### What this task involves:
Repeat the records below exactly, leaving out every picture.
Materials provided start
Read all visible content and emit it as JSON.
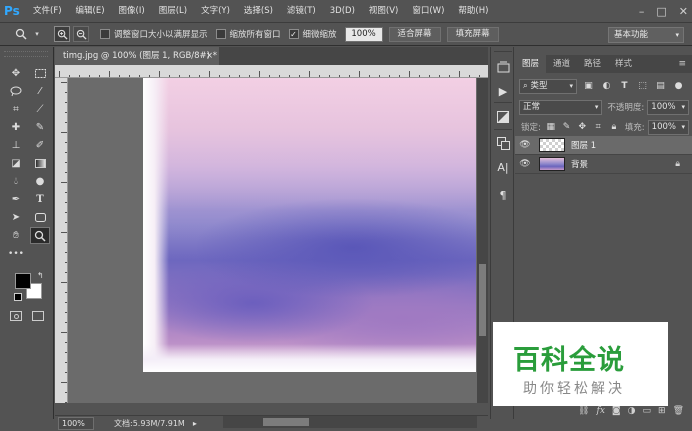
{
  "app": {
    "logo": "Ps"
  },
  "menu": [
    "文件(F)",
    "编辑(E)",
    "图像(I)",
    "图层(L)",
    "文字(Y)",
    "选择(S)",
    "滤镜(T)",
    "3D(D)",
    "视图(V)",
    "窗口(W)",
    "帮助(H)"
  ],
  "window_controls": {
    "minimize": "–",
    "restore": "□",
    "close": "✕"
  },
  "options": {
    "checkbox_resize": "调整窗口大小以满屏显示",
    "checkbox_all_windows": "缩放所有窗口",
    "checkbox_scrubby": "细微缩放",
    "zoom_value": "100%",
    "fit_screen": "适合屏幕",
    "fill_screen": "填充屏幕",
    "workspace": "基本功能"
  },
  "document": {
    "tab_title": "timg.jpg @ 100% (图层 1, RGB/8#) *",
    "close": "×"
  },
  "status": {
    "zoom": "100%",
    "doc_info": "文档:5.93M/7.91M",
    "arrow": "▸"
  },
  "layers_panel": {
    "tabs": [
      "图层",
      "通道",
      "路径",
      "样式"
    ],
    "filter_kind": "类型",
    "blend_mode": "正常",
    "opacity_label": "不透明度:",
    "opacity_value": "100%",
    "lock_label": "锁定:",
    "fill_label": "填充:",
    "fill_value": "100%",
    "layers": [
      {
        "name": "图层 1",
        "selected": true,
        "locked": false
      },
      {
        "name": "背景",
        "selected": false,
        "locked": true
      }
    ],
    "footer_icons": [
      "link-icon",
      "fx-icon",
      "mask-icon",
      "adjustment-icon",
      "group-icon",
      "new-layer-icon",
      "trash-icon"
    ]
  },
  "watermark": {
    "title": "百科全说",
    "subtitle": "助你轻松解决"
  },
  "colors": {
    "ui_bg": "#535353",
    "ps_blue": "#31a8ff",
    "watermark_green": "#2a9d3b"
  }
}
Materials provided end
### Correct result:
Read all visible content and emit it as JSON.
{
  "app": {
    "logo": "Ps"
  },
  "menu": [
    "文件(F)",
    "编辑(E)",
    "图像(I)",
    "图层(L)",
    "文字(Y)",
    "选择(S)",
    "滤镜(T)",
    "3D(D)",
    "视图(V)",
    "窗口(W)",
    "帮助(H)"
  ],
  "window_controls": {
    "minimize": "–",
    "restore": "□",
    "close": "✕"
  },
  "options": {
    "checkbox_resize": "调整窗口大小以满屏显示",
    "checkbox_all_windows": "缩放所有窗口",
    "checkbox_scrubby": "细微缩放",
    "zoom_value": "100%",
    "fit_screen": "适合屏幕",
    "fill_screen": "填充屏幕",
    "workspace": "基本功能"
  },
  "document": {
    "tab_title": "timg.jpg @ 100% (图层 1, RGB/8#) *",
    "close": "×"
  },
  "status": {
    "zoom": "100%",
    "doc_info": "文档:5.93M/7.91M",
    "arrow": "▸"
  },
  "layers_panel": {
    "tabs": [
      "图层",
      "通道",
      "路径",
      "样式"
    ],
    "filter_kind": "类型",
    "blend_mode": "正常",
    "opacity_label": "不透明度:",
    "opacity_value": "100%",
    "lock_label": "锁定:",
    "fill_label": "填充:",
    "fill_value": "100%",
    "layers": [
      {
        "name": "图层 1",
        "selected": true,
        "locked": false
      },
      {
        "name": "背景",
        "selected": false,
        "locked": true
      }
    ],
    "footer_icons": [
      "link-icon",
      "fx-icon",
      "mask-icon",
      "adjustment-icon",
      "group-icon",
      "new-layer-icon",
      "trash-icon"
    ]
  },
  "watermark": {
    "title": "百科全说",
    "subtitle": "助你轻松解决"
  },
  "colors": {
    "ui_bg": "#535353",
    "ps_blue": "#31a8ff",
    "watermark_green": "#2a9d3b"
  }
}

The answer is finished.